(Collection entries)
────────────────────────────────────────

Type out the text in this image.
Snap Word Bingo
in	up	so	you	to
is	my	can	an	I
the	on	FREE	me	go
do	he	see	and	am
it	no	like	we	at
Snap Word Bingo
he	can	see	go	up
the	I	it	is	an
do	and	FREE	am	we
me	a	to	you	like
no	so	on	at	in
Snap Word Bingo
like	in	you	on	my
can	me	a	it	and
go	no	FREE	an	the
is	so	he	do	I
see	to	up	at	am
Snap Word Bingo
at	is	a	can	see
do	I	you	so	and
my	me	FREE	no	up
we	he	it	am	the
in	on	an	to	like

────────────────────────────────────────

## Requirements
Every record shown above should be written out again exactly.

## Solution to this exercise
Type out the text in this image.
Snap Word Bingo
in	up	so	you	to
is	my	can	an	I
the	on	FREE	me	go
do	he	see	and	am
it	no	like	we	at
Snap Word Bingo
he	can	see	go	up
the	I	it	is	an
do	and	FREE	am	we
me	a	to	you	like
no	so	on	at	in
Snap Word Bingo
like	in	you	on	my
can	me	a	it	and
go	no	FREE	an	the
is	so	he	do	I
see	to	up	at	am
Snap Word Bingo
at	is	a	can	see
do	I	you	so	and
my	me	FREE	no	up
we	he	it	am	the
in	on	an	to	like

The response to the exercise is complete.